---------- Input material
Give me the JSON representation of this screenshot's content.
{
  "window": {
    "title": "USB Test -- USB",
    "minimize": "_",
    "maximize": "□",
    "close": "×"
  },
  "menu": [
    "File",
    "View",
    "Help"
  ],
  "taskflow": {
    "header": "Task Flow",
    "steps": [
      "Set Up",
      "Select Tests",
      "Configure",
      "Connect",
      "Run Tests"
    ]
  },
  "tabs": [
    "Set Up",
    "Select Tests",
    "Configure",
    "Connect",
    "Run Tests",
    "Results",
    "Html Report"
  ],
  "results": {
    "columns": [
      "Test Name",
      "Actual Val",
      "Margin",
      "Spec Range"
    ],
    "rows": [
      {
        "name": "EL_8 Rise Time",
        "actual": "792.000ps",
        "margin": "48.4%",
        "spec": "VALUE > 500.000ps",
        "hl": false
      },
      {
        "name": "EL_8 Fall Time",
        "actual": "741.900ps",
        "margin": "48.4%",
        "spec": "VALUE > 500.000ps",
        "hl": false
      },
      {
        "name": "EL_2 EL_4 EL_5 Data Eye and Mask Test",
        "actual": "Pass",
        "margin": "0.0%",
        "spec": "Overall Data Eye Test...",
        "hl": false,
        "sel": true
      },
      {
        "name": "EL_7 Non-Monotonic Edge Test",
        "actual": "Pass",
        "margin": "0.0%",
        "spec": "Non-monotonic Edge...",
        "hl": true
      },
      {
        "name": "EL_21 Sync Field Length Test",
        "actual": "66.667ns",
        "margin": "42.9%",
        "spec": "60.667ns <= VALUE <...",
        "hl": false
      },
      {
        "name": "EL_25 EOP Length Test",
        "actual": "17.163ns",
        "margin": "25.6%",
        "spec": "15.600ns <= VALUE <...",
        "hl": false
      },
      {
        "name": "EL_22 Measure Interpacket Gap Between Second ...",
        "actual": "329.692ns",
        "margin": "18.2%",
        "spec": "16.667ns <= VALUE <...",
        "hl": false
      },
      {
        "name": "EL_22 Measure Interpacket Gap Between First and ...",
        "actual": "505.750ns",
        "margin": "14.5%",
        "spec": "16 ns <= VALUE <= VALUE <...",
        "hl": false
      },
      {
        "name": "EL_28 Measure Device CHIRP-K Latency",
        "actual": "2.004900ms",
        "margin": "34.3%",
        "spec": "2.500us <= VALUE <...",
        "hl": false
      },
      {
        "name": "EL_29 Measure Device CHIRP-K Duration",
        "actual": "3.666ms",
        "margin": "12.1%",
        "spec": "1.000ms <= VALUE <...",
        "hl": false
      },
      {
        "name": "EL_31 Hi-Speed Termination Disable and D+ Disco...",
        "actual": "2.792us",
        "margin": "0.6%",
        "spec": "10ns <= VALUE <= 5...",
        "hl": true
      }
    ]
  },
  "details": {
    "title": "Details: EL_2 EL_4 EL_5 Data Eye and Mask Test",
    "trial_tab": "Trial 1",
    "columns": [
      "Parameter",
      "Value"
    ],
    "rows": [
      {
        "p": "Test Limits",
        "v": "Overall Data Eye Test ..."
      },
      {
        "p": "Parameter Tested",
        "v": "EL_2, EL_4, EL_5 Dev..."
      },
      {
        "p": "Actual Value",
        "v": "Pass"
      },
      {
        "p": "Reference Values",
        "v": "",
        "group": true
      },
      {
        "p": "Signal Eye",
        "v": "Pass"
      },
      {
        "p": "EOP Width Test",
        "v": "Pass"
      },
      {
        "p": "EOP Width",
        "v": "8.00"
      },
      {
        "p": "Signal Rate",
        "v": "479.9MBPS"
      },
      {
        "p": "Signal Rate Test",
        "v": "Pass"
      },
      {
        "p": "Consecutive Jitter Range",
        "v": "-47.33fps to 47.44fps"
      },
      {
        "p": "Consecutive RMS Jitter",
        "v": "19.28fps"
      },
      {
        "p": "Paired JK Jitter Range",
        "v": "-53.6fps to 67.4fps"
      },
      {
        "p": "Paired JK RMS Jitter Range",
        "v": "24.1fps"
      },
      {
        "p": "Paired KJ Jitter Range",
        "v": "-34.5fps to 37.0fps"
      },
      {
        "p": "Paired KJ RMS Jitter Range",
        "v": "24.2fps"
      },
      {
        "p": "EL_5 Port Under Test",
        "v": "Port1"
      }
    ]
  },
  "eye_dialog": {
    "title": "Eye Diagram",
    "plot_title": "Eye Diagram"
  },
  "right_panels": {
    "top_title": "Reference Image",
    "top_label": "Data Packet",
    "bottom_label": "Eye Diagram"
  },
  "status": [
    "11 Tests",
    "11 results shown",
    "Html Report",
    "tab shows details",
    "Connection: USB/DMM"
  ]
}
--------------------
Given task:
List every line above containing the word "Consecutive".

The reply:
        "p": "Consecutive Jitter Range",
        "p": "Consecutive RMS Jitter",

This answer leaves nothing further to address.